>> start

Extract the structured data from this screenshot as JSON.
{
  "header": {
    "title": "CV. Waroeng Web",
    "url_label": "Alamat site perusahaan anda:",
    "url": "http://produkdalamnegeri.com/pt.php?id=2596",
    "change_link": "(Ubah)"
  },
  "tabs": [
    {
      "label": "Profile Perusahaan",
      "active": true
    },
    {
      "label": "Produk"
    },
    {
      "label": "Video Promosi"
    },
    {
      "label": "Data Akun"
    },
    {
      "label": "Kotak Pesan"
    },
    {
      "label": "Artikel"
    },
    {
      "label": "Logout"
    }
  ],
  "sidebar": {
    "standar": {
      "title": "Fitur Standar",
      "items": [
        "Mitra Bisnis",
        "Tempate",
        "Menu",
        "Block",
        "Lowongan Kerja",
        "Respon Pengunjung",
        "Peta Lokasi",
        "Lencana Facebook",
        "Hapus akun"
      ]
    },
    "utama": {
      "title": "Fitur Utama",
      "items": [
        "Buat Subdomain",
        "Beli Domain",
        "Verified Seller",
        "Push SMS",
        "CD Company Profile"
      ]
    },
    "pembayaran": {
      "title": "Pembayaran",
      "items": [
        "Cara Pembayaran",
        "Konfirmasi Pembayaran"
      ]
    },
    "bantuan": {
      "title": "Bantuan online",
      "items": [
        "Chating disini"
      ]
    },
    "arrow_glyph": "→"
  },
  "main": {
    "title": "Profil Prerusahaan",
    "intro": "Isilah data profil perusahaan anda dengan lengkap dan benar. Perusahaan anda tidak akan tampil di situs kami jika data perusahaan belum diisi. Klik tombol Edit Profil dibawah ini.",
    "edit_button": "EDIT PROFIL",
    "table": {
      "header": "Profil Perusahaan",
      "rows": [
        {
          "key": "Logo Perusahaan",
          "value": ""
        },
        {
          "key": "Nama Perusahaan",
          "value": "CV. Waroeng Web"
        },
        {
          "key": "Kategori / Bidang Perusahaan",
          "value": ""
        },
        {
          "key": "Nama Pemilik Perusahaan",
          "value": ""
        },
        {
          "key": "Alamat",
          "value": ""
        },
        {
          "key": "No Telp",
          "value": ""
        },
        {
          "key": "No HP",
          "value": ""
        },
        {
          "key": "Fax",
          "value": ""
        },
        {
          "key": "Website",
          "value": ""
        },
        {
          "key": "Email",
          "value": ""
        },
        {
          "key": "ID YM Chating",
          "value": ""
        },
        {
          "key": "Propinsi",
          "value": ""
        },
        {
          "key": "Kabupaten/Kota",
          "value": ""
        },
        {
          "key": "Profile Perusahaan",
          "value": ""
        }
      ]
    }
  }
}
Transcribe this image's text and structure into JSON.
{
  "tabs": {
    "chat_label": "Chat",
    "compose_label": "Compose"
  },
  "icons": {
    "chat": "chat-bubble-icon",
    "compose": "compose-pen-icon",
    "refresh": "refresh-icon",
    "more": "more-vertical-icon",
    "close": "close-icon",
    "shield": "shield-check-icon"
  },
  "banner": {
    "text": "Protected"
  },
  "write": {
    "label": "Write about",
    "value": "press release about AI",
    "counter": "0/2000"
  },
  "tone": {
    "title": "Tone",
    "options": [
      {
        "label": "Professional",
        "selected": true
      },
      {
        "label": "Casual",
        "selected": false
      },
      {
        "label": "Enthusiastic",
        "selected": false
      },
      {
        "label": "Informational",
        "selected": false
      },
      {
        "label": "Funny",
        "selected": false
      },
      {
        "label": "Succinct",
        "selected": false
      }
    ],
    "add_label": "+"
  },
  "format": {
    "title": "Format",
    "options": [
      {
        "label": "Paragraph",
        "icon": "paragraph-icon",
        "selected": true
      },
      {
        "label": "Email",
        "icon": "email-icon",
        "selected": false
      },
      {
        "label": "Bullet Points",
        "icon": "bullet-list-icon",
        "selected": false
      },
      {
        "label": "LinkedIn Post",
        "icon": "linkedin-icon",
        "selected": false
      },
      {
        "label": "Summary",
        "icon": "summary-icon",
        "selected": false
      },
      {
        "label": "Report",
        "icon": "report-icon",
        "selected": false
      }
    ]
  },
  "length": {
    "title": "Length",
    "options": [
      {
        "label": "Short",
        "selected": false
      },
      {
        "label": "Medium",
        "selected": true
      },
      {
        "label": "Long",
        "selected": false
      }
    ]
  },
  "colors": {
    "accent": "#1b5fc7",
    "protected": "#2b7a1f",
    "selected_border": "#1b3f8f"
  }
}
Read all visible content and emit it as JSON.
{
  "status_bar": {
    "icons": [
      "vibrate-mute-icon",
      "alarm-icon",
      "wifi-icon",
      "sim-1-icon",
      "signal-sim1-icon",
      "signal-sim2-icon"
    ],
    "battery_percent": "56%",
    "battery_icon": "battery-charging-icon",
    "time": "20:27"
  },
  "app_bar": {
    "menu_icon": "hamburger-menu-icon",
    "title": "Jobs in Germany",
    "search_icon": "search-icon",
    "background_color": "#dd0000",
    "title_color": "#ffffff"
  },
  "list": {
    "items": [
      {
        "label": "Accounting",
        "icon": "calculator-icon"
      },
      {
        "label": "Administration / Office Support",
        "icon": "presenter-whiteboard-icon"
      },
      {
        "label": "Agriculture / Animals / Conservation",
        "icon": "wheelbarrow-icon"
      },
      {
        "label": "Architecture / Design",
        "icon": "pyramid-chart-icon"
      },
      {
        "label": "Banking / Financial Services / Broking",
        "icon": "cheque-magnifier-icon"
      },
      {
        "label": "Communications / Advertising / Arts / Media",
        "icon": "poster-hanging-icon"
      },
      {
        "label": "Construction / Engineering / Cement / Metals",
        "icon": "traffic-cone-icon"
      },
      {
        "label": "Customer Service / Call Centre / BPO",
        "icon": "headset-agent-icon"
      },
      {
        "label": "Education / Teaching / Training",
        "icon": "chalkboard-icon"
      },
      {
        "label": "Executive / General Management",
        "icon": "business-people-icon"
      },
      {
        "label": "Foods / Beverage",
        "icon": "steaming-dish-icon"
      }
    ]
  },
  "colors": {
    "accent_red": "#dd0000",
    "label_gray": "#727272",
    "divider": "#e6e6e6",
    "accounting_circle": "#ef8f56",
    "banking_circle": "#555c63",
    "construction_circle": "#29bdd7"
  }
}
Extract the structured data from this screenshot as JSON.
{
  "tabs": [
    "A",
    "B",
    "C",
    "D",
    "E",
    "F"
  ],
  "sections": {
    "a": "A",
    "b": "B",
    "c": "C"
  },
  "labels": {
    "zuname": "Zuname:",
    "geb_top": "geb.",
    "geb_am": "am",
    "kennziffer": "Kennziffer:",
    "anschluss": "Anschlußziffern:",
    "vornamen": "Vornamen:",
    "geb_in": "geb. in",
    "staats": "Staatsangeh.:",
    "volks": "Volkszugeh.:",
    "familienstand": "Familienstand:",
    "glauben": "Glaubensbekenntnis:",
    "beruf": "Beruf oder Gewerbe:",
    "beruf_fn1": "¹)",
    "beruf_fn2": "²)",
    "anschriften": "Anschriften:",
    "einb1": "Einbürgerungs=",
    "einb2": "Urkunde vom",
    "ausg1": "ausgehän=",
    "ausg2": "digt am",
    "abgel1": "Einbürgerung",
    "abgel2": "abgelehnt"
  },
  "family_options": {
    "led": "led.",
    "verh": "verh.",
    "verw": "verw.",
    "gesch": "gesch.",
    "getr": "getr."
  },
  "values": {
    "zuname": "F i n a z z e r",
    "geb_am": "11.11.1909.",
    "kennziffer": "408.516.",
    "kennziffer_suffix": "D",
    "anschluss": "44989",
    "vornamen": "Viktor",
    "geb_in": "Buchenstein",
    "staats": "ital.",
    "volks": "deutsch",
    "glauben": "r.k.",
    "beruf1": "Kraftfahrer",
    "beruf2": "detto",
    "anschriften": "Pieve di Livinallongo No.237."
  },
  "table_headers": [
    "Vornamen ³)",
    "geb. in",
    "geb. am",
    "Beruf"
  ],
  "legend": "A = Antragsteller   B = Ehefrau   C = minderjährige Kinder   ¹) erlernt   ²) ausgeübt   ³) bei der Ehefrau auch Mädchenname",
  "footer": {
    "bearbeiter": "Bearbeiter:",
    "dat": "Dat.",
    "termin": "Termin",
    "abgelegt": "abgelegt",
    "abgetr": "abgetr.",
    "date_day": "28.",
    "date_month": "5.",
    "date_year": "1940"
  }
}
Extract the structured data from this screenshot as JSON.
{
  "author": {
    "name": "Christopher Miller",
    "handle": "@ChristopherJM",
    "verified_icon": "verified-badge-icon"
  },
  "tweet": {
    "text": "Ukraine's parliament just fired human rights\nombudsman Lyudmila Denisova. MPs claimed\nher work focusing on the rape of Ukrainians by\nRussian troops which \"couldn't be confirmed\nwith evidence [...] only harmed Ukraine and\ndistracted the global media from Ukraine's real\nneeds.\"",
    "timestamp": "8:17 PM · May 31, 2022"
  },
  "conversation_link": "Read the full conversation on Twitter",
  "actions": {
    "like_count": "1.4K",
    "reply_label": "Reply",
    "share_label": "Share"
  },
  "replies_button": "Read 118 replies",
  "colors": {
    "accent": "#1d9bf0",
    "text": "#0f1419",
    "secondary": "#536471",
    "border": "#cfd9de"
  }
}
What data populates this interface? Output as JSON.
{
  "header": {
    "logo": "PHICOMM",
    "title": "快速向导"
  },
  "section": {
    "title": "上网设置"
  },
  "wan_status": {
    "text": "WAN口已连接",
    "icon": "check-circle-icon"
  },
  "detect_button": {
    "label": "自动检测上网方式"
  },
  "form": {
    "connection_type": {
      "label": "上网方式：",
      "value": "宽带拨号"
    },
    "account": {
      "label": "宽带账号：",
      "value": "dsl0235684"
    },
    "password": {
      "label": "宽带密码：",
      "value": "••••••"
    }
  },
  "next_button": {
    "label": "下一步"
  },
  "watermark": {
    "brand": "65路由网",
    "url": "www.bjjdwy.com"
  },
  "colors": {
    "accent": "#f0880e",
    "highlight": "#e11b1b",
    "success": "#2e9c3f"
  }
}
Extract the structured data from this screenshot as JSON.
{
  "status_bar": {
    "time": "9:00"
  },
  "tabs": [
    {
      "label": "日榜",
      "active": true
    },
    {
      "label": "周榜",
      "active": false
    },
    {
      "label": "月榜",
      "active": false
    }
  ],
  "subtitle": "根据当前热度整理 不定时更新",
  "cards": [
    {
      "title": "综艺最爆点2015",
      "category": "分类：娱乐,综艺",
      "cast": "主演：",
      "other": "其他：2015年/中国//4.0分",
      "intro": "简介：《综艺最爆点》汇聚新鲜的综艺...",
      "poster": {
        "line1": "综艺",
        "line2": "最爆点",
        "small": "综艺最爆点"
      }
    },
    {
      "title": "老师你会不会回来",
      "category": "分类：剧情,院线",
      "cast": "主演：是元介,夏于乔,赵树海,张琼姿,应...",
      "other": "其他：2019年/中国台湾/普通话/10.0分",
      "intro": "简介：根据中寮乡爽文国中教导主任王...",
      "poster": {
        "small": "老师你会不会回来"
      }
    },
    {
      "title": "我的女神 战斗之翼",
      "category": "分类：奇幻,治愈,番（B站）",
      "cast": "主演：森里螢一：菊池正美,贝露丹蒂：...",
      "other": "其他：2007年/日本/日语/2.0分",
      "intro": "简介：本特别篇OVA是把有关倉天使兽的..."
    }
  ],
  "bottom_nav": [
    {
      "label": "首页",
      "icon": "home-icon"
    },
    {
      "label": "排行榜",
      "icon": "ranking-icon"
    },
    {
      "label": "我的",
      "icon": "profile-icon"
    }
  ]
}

>> end

• Given exercise
Gather up every line in the data above that contains the word "intro", copying each one.

• Exercise result
    "intro": "Isilah data profil perusahaan anda dengan lengkap dan benar. Perusahaan anda tidak akan tampil di situs kami jika data perusahaan belum diisi. Klik tombol Edit Profil dibawah ini.",
      "intro": "简介：《综艺最爆点》汇聚新鲜的综艺...",
      "intro": "简介：根据中寮乡爽文国中教导主任王...",
      "intro": "简介：本特别篇OVA是把有关倉天使兽的..."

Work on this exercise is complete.